Document segment:
┌────────
Share on facebook
Share on twitter
Share on linkedin
Share on whatsapp
Share on email

23 April 2020

Enough is enough

Getting enough plastic in your shopping trolley?


Oristano (Sardinia, Italy) is home to an office of the CNR (the Italian National Research Council), where marine biologists and scholars from all over the world are studying the causes and effects of pollution. One of them, Andrea de Lucia, Scientific Manager of the Recovery Centre for Sinis, has given us ten points to reflect on immediately:


  1. We are surrounded by plastic: our measurements show there is no area that is immune to the problem;
  2. We have innumerable innovative materials at our disposal to replace plastic: the problem is not plastic but bad habits
  3. It is important to identify the areas where plastic accumulates (beaches, seabeds) and to try to remove as much as possible;
  4. There are much greater numbers of microplastics because the big ones, over time, break down into smaller fragments;
  5. Microplastics are bioavailable, which means they are ingested by marine organisms;
  6. Microplastics have entered the food chain – plankton already swallow them by mistake – right up to the fish that we eat;
  7. Several studies show the harmful effects of microplastics on the physiology of organisms (hormonal changes);
  8. Disposable plastics are an insult to sustainability;
  9. Using compostable materials is fine if they are properly disposed of, but if thrown away in natural environments they still cause damage;
  10. Every one of us could make the effort, when we go to the beach, to clean up the microplastics in the square metre under our umbrella


Of course we don’t throw plastic in the sea, it’s the wind that brings it here. Pollution of the sea starts on the land, and it is here that we must begin to educate people that every little piece of plastic helps to build the huge mountain that is choking the sea, and that is bringing us, bit by bit, to a version of the Earth worthy of a sci-fi movie.
└────────
Document layout detection data
┌────────
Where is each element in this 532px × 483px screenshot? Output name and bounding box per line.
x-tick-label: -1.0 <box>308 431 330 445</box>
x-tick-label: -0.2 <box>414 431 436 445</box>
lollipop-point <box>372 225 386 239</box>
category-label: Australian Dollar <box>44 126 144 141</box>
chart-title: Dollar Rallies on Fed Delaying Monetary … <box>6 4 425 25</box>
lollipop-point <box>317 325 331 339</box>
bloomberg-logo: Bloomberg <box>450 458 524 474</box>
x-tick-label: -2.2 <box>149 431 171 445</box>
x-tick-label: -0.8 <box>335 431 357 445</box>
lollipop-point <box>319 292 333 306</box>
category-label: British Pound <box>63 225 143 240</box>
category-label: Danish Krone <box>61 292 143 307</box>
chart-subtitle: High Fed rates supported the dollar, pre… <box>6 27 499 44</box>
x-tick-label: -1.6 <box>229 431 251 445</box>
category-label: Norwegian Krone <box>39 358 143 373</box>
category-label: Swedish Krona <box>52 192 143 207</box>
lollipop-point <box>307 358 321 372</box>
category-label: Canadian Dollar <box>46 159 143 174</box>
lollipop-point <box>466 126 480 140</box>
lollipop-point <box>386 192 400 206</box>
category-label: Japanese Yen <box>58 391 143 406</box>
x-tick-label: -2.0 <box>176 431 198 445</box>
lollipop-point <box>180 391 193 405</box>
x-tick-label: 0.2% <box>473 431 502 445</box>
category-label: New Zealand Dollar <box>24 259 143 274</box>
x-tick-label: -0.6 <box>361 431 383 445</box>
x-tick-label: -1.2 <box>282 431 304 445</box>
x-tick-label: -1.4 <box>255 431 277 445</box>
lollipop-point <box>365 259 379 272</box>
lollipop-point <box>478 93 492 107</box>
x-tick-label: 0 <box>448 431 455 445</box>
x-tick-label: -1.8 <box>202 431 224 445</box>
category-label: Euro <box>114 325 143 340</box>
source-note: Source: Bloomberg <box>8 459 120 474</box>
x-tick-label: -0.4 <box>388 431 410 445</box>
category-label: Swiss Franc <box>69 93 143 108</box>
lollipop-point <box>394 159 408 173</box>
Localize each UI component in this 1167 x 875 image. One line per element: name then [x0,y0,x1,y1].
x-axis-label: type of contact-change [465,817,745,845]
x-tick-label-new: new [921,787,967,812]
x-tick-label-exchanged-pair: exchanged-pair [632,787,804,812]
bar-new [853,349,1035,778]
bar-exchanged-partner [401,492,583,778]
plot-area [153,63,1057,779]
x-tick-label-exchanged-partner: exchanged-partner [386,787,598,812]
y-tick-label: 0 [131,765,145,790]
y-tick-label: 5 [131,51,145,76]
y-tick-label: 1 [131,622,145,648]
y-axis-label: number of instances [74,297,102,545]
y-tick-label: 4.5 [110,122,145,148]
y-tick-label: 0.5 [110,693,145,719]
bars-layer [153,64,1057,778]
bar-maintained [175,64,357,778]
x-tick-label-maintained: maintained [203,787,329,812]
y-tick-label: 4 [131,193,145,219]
└────────
Apply what you read:
A. According to the text on plastic pollution, why are there much greater numbers of microplastics?
B. Write out the passage of the text on plastic pollution starting at "Of course we" and ending at "a sci-fi movie.".

Solutions to the problems:
A. Because the big pieces of plastic break down into smaller fragments over time.

B.
Of course we don’t throw plastic in the sea, it’s the wind that brings it here. Pollution of the sea starts on the land, and it is here that we must begin to educate people that every little piece of plastic helps to build the huge mountain that is choking the sea, and that is bringing us, bit by bit, to a version of the Earth worthy of a sci-fi movie.